## TO DO:
Give every entry again, word for word.
-- start of DATA EXCERPTS --
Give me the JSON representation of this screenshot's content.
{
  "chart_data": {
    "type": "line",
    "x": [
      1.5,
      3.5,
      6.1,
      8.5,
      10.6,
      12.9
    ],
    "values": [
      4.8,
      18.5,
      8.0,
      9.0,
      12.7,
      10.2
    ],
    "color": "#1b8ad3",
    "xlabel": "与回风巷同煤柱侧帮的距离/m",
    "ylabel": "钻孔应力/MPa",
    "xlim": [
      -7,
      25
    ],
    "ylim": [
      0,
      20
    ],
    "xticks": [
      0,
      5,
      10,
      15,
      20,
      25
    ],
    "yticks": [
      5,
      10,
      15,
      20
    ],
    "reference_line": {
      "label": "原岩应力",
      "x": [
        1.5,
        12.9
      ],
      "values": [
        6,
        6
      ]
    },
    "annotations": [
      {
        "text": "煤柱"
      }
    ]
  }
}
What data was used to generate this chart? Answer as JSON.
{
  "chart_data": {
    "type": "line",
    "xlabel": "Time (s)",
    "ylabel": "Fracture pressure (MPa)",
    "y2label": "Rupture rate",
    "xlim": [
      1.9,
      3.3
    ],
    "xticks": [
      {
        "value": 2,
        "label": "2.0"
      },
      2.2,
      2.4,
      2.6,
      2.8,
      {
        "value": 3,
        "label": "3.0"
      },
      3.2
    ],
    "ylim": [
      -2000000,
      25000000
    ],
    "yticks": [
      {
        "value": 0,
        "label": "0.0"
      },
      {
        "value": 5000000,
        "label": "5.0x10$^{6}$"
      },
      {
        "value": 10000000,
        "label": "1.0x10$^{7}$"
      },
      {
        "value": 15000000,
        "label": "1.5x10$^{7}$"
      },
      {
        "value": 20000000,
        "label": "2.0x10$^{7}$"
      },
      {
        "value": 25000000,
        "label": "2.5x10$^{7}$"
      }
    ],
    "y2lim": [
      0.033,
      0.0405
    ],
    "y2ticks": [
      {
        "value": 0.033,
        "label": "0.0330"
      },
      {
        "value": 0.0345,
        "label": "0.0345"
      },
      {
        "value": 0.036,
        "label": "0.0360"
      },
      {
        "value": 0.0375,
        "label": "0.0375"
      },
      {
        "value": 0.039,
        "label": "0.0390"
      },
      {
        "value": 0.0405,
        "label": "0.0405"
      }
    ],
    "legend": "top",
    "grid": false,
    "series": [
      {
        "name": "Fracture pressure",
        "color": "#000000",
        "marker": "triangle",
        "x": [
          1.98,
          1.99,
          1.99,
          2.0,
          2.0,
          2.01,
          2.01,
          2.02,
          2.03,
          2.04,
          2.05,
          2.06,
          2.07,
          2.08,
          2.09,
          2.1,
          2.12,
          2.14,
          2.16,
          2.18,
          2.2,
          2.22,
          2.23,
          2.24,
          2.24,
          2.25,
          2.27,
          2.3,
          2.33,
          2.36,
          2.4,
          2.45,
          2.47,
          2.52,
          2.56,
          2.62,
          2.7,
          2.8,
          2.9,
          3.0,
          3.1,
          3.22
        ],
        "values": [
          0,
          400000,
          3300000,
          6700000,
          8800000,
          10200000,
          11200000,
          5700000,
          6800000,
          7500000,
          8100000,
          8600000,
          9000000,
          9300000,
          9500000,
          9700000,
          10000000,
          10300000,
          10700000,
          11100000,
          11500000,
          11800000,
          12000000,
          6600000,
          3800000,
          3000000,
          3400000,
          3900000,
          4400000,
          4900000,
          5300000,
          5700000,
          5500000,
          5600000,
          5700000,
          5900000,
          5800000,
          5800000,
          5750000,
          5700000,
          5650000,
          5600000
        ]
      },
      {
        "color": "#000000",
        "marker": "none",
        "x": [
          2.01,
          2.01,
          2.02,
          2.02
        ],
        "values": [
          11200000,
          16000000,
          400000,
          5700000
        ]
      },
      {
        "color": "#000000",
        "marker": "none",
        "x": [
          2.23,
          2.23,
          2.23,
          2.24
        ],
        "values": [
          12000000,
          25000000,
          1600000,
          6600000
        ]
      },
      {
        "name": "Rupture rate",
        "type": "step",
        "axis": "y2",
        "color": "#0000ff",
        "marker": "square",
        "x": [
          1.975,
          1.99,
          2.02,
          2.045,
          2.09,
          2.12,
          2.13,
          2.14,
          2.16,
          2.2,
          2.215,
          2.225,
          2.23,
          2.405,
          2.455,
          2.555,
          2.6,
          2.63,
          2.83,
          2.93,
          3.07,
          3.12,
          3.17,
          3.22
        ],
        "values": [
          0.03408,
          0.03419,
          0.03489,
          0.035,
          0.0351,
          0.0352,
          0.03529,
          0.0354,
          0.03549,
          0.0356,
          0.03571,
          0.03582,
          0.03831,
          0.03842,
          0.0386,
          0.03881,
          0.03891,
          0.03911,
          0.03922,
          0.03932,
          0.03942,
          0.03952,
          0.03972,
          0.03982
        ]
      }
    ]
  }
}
-- end of DATA EXCERPTS --
## OUTPUT OF THE TASK:
Give me the JSON representation of this screenshot's content.
{
  "chart_data": {
    "type": "line",
    "x": [
      1.5,
      3.5,
      6.1,
      8.5,
      10.6,
      12.9
    ],
    "values": [
      4.8,
      18.5,
      8.0,
      9.0,
      12.7,
      10.2
    ],
    "color": "#1b8ad3",
    "xlabel": "与回风巷同煤柱侧帮的距离/m",
    "ylabel": "钻孔应力/MPa",
    "xlim": [
      -7,
      25
    ],
    "ylim": [
      0,
      20
    ],
    "xticks": [
      0,
      5,
      10,
      15,
      20,
      25
    ],
    "yticks": [
      5,
      10,
      15,
      20
    ],
    "reference_line": {
      "label": "原岩应力",
      "x": [
        1.5,
        12.9
      ],
      "values": [
        6,
        6
      ]
    },
    "annotations": [
      {
        "text": "煤柱"
      }
    ]
  }
}
What data was used to generate this chart? Answer as JSON.
{
  "chart_data": {
    "type": "line",
    "xlabel": "Time (s)",
    "ylabel": "Fracture pressure (MPa)",
    "y2label": "Rupture rate",
    "xlim": [
      1.9,
      3.3
    ],
    "xticks": [
      {
        "value": 2,
        "label": "2.0"
      },
      2.2,
      2.4,
      2.6,
      2.8,
      {
        "value": 3,
        "label": "3.0"
      },
      3.2
    ],
    "ylim": [
      -2000000,
      25000000
    ],
    "yticks": [
      {
        "value": 0,
        "label": "0.0"
      },
      {
        "value": 5000000,
        "label": "5.0x10$^{6}$"
      },
      {
        "value": 10000000,
        "label": "1.0x10$^{7}$"
      },
      {
        "value": 15000000,
        "label": "1.5x10$^{7}$"
      },
      {
        "value": 20000000,
        "label": "2.0x10$^{7}$"
      },
      {
        "value": 25000000,
        "label": "2.5x10$^{7}$"
      }
    ],
    "y2lim": [
      0.033,
      0.0405
    ],
    "y2ticks": [
      {
        "value": 0.033,
        "label": "0.0330"
      },
      {
        "value": 0.0345,
        "label": "0.0345"
      },
      {
        "value": 0.036,
        "label": "0.0360"
      },
      {
        "value": 0.0375,
        "label": "0.0375"
      },
      {
        "value": 0.039,
        "label": "0.0390"
      },
      {
        "value": 0.0405,
        "label": "0.0405"
      }
    ],
    "legend": "top",
    "grid": false,
    "series": [
      {
        "name": "Fracture pressure",
        "color": "#000000",
        "marker": "triangle",
        "x": [
          1.98,
          1.99,
          1.99,
          2.0,
          2.0,
          2.01,
          2.01,
          2.02,
          2.03,
          2.04,
          2.05,
          2.06,
          2.07,
          2.08,
          2.09,
          2.1,
          2.12,
          2.14,
          2.16,
          2.18,
          2.2,
          2.22,
          2.23,
          2.24,
          2.24,
          2.25,
          2.27,
          2.3,
          2.33,
          2.36,
          2.4,
          2.45,
          2.47,
          2.52,
          2.56,
          2.62,
          2.7,
          2.8,
          2.9,
          3.0,
          3.1,
          3.22
        ],
        "values": [
          0,
          400000,
          3300000,
          6700000,
          8800000,
          10200000,
          11200000,
          5700000,
          6800000,
          7500000,
          8100000,
          8600000,
          9000000,
          9300000,
          9500000,
          9700000,
          10000000,
          10300000,
          10700000,
          11100000,
          11500000,
          11800000,
          12000000,
          6600000,
          3800000,
          3000000,
          3400000,
          3900000,
          4400000,
          4900000,
          5300000,
          5700000,
          5500000,
          5600000,
          5700000,
          5900000,
          5800000,
          5800000,
          5750000,
          5700000,
          5650000,
          5600000
        ]
      },
      {
        "color": "#000000",
        "marker": "none",
        "x": [
          2.01,
          2.01,
          2.02,
          2.02
        ],
        "values": [
          11200000,
          16000000,
          400000,
          5700000
        ]
      },
      {
        "color": "#000000",
        "marker": "none",
        "x": [
          2.23,
          2.23,
          2.23,
          2.24
        ],
        "values": [
          12000000,
          25000000,
          1600000,
          6600000
        ]
      },
      {
        "name": "Rupture rate",
        "type": "step",
        "axis": "y2",
        "color": "#0000ff",
        "marker": "square",
        "x": [
          1.975,
          1.99,
          2.02,
          2.045,
          2.09,
          2.12,
          2.13,
          2.14,
          2.16,
          2.2,
          2.215,
          2.225,
          2.23,
          2.405,
          2.455,
          2.555,
          2.6,
          2.63,
          2.83,
          2.93,
          3.07,
          3.12,
          3.17,
          3.22
        ],
        "values": [
          0.03408,
          0.03419,
          0.03489,
          0.035,
          0.0351,
          0.0352,
          0.03529,
          0.0354,
          0.03549,
          0.0356,
          0.03571,
          0.03582,
          0.03831,
          0.03842,
          0.0386,
          0.03881,
          0.03891,
          0.03911,
          0.03922,
          0.03932,
          0.03942,
          0.03952,
          0.03972,
          0.03982
        ]
      }
    ]
  }
}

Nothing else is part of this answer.